_Aim_
Reproduce the listing exactly, with no pictures in your copy.
-- start of Information given --
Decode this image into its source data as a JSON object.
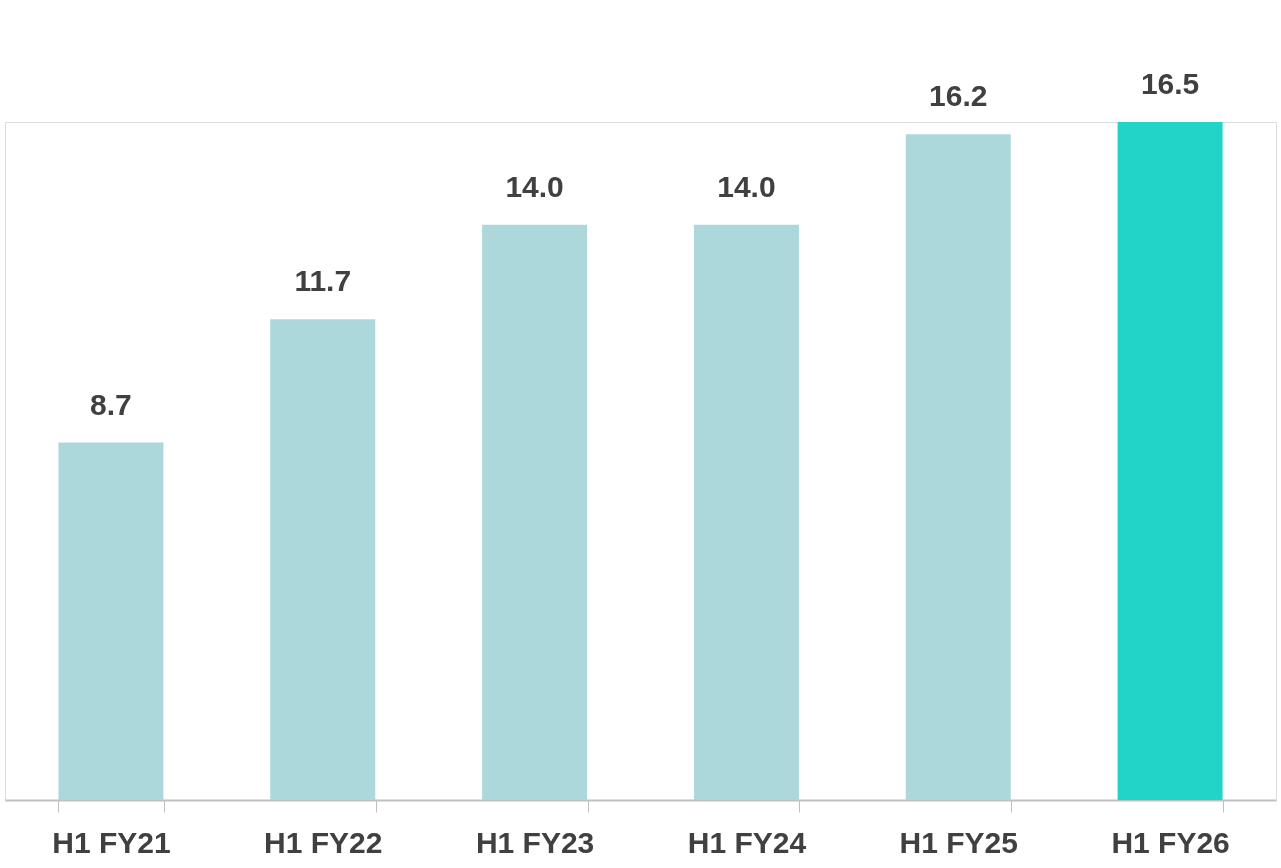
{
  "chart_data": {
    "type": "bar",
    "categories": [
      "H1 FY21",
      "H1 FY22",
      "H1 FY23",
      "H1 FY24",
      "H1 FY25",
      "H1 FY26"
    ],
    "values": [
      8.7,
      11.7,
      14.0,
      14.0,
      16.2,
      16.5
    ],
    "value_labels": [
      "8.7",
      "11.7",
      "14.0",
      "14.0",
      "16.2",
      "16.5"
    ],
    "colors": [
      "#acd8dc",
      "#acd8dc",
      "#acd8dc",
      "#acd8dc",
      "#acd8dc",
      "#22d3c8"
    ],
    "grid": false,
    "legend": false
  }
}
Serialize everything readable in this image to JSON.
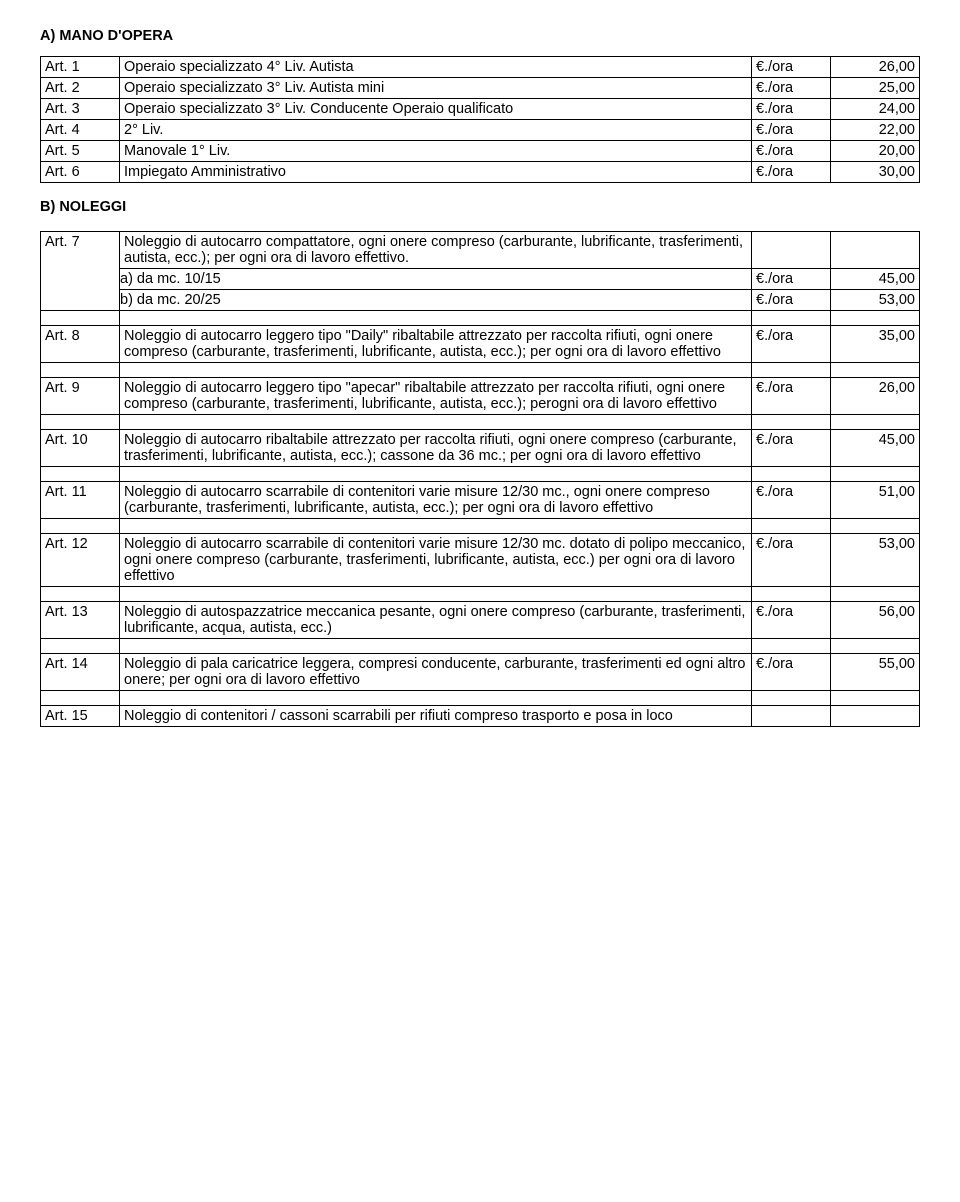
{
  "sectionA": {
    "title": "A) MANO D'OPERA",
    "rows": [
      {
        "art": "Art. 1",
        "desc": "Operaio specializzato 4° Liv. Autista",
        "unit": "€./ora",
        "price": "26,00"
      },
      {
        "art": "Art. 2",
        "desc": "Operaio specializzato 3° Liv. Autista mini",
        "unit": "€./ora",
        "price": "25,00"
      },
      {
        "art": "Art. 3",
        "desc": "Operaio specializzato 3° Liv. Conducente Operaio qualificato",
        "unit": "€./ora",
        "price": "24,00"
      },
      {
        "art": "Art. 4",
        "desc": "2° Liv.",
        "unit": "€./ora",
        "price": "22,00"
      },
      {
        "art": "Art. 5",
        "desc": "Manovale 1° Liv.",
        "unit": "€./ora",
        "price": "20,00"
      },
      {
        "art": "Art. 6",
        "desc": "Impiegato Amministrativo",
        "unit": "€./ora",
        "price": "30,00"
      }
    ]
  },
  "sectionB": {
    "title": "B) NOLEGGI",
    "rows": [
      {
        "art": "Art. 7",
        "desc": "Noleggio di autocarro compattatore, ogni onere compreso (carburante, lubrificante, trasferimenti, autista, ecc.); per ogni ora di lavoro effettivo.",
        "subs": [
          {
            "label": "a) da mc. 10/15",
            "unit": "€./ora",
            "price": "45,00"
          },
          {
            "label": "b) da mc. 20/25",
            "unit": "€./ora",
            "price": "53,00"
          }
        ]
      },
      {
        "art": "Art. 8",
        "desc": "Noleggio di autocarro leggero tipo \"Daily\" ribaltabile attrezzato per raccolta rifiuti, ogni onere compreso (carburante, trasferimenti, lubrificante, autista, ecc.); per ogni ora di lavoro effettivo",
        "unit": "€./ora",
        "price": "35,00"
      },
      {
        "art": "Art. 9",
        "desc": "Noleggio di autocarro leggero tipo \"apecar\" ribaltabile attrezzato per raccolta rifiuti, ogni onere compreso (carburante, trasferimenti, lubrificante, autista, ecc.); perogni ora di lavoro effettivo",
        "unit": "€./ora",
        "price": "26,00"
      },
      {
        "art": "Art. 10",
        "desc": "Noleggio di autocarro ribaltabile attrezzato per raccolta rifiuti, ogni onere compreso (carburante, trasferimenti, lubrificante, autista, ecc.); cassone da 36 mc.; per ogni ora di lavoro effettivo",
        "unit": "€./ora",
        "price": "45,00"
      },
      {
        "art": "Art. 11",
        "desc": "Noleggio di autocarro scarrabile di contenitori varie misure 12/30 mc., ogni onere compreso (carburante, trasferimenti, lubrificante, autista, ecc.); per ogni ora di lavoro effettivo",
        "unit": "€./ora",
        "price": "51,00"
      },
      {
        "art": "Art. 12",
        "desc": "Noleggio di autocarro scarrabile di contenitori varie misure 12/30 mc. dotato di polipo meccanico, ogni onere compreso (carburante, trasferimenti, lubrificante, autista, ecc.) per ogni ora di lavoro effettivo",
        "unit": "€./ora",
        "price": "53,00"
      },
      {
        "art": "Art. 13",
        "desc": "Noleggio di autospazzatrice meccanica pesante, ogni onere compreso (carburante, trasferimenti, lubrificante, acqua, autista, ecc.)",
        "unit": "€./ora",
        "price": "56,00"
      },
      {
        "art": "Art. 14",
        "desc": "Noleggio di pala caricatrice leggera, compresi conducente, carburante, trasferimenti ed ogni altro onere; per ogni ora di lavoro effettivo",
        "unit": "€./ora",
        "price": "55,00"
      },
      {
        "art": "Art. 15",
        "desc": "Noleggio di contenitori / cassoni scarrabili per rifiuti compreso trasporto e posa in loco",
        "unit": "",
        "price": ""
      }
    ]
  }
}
-- end of Information given --
_Result for this exercise_
Decode this image into its source data as a JSON object.
{
  "chart_data": {
    "type": "bar",
    "categories": [
      "H1 FY21",
      "H1 FY22",
      "H1 FY23",
      "H1 FY24",
      "H1 FY25",
      "H1 FY26"
    ],
    "values": [
      8.7,
      11.7,
      14.0,
      14.0,
      16.2,
      16.5
    ],
    "value_labels": [
      "8.7",
      "11.7",
      "14.0",
      "14.0",
      "16.2",
      "16.5"
    ],
    "colors": [
      "#acd8dc",
      "#acd8dc",
      "#acd8dc",
      "#acd8dc",
      "#acd8dc",
      "#22d3c8"
    ],
    "grid": false,
    "legend": false
  }
}
Serialize everything readable in this image to JSON.
{
  "sectionA": {
    "title": "A) MANO D'OPERA",
    "rows": [
      {
        "art": "Art. 1",
        "desc": "Operaio specializzato 4° Liv. Autista",
        "unit": "€./ora",
        "price": "26,00"
      },
      {
        "art": "Art. 2",
        "desc": "Operaio specializzato 3° Liv. Autista mini",
        "unit": "€./ora",
        "price": "25,00"
      },
      {
        "art": "Art. 3",
        "desc": "Operaio specializzato 3° Liv. Conducente Operaio qualificato",
        "unit": "€./ora",
        "price": "24,00"
      },
      {
        "art": "Art. 4",
        "desc": "2° Liv.",
        "unit": "€./ora",
        "price": "22,00"
      },
      {
        "art": "Art. 5",
        "desc": "Manovale 1° Liv.",
        "unit": "€./ora",
        "price": "20,00"
      },
      {
        "art": "Art. 6",
        "desc": "Impiegato Amministrativo",
        "unit": "€./ora",
        "price": "30,00"
      }
    ]
  },
  "sectionB": {
    "title": "B) NOLEGGI",
    "rows": [
      {
        "art": "Art. 7",
        "desc": "Noleggio di autocarro compattatore, ogni onere compreso (carburante, lubrificante, trasferimenti, autista, ecc.); per ogni ora di lavoro effettivo.",
        "subs": [
          {
            "label": "a) da mc. 10/15",
            "unit": "€./ora",
            "price": "45,00"
          },
          {
            "label": "b) da mc. 20/25",
            "unit": "€./ora",
            "price": "53,00"
          }
        ]
      },
      {
        "art": "Art. 8",
        "desc": "Noleggio di autocarro leggero tipo \"Daily\" ribaltabile attrezzato per raccolta rifiuti, ogni onere compreso (carburante, trasferimenti, lubrificante, autista, ecc.); per ogni ora di lavoro effettivo",
        "unit": "€./ora",
        "price": "35,00"
      },
      {
        "art": "Art. 9",
        "desc": "Noleggio di autocarro leggero tipo \"apecar\" ribaltabile attrezzato per raccolta rifiuti, ogni onere compreso (carburante, trasferimenti, lubrificante, autista, ecc.); perogni ora di lavoro effettivo",
        "unit": "€./ora",
        "price": "26,00"
      },
      {
        "art": "Art. 10",
        "desc": "Noleggio di autocarro ribaltabile attrezzato per raccolta rifiuti, ogni onere compreso (carburante, trasferimenti, lubrificante, autista, ecc.); cassone da 36 mc.; per ogni ora di lavoro effettivo",
        "unit": "€./ora",
        "price": "45,00"
      },
      {
        "art": "Art. 11",
        "desc": "Noleggio di autocarro scarrabile di contenitori varie misure 12/30 mc., ogni onere compreso (carburante, trasferimenti, lubrificante, autista, ecc.); per ogni ora di lavoro effettivo",
        "unit": "€./ora",
        "price": "51,00"
      },
      {
        "art": "Art. 12",
        "desc": "Noleggio di autocarro scarrabile di contenitori varie misure 12/30 mc. dotato di polipo meccanico, ogni onere compreso (carburante, trasferimenti, lubrificante, autista, ecc.) per ogni ora di lavoro effettivo",
        "unit": "€./ora",
        "price": "53,00"
      },
      {
        "art": "Art. 13",
        "desc": "Noleggio di autospazzatrice meccanica pesante, ogni onere compreso (carburante, trasferimenti, lubrificante, acqua, autista, ecc.)",
        "unit": "€./ora",
        "price": "56,00"
      },
      {
        "art": "Art. 14",
        "desc": "Noleggio di pala caricatrice leggera, compresi conducente, carburante, trasferimenti ed ogni altro onere; per ogni ora di lavoro effettivo",
        "unit": "€./ora",
        "price": "55,00"
      },
      {
        "art": "Art. 15",
        "desc": "Noleggio di contenitori / cassoni scarrabili per rifiuti compreso trasporto e posa in loco",
        "unit": "",
        "price": ""
      }
    ]
  }
}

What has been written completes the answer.